>> BEGIN INPUT ROWS

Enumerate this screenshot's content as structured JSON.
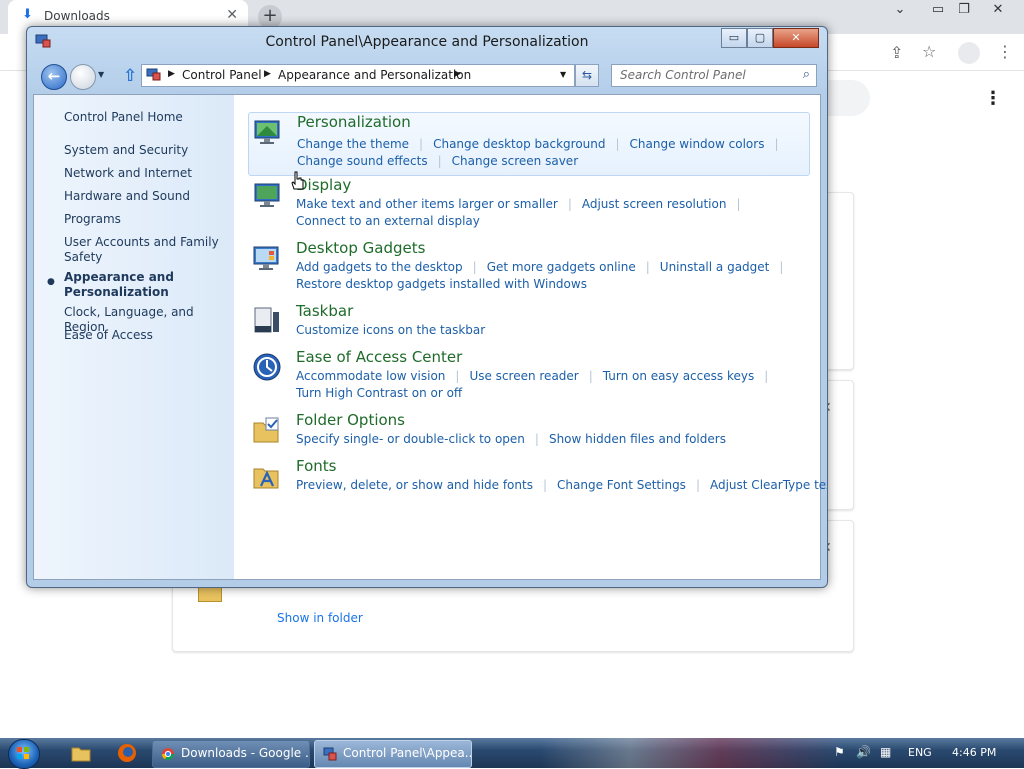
{
  "browser": {
    "tab_title": "Downloads",
    "show_in_folder": "Show in folder"
  },
  "window": {
    "title": "Control Panel\\Appearance and Personalization",
    "caption_minimize": "▭",
    "caption_maximize": "▢",
    "caption_close": "✕"
  },
  "address": {
    "crumbs": [
      "Control Panel",
      "Appearance and Personalization"
    ],
    "search_placeholder": "Search Control Panel"
  },
  "sidebar": {
    "home": "Control Panel Home",
    "items": [
      "System and Security",
      "Network and Internet",
      "Hardware and Sound",
      "Programs",
      "User Accounts and Family Safety",
      "Appearance and Personalization",
      "Clock, Language, and Region",
      "Ease of Access"
    ]
  },
  "categories": [
    {
      "title": "Personalization",
      "rows": [
        [
          "Change the theme",
          "Change desktop background",
          "Change window colors"
        ],
        [
          "Change sound effects",
          "Change screen saver"
        ]
      ]
    },
    {
      "title": "Display",
      "rows": [
        [
          "Make text and other items larger or smaller",
          "Adjust screen resolution"
        ],
        [
          "Connect to an external display"
        ]
      ]
    },
    {
      "title": "Desktop Gadgets",
      "rows": [
        [
          "Add gadgets to the desktop",
          "Get more gadgets online",
          "Uninstall a gadget"
        ],
        [
          "Restore desktop gadgets installed with Windows"
        ]
      ]
    },
    {
      "title": "Taskbar",
      "rows": [
        [
          "Customize icons on the taskbar"
        ]
      ]
    },
    {
      "title": "Ease of Access Center",
      "rows": [
        [
          "Accommodate low vision",
          "Use screen reader",
          "Turn on easy access keys"
        ],
        [
          "Turn High Contrast on or off"
        ]
      ]
    },
    {
      "title": "Folder Options",
      "rows": [
        [
          "Specify single- or double-click to open",
          "Show hidden files and folders"
        ]
      ]
    },
    {
      "title": "Fonts",
      "rows": [
        [
          "Preview, delete, or show and hide fonts",
          "Change Font Settings",
          "Adjust ClearType text"
        ]
      ]
    }
  ],
  "taskbar": {
    "buttons": [
      "Downloads - Google ...",
      "Control Panel\\Appea..."
    ],
    "language": "ENG",
    "time": "4:46 PM"
  },
  "colors": {
    "category_title": "#1f6b2a",
    "link": "#1c5fa8",
    "sidebar_text": "#1e395b"
  }
}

>> END INPUT ROWS

### YOUR OBJECTIVE
Write down every line of the data above that includes the string "Appearance".

### SOLUTION FOR THIS TASK
    "title": "Control Panel\\Appearance and Personalization",
      "Appearance and Personalization"
      "Appearance and Personalization",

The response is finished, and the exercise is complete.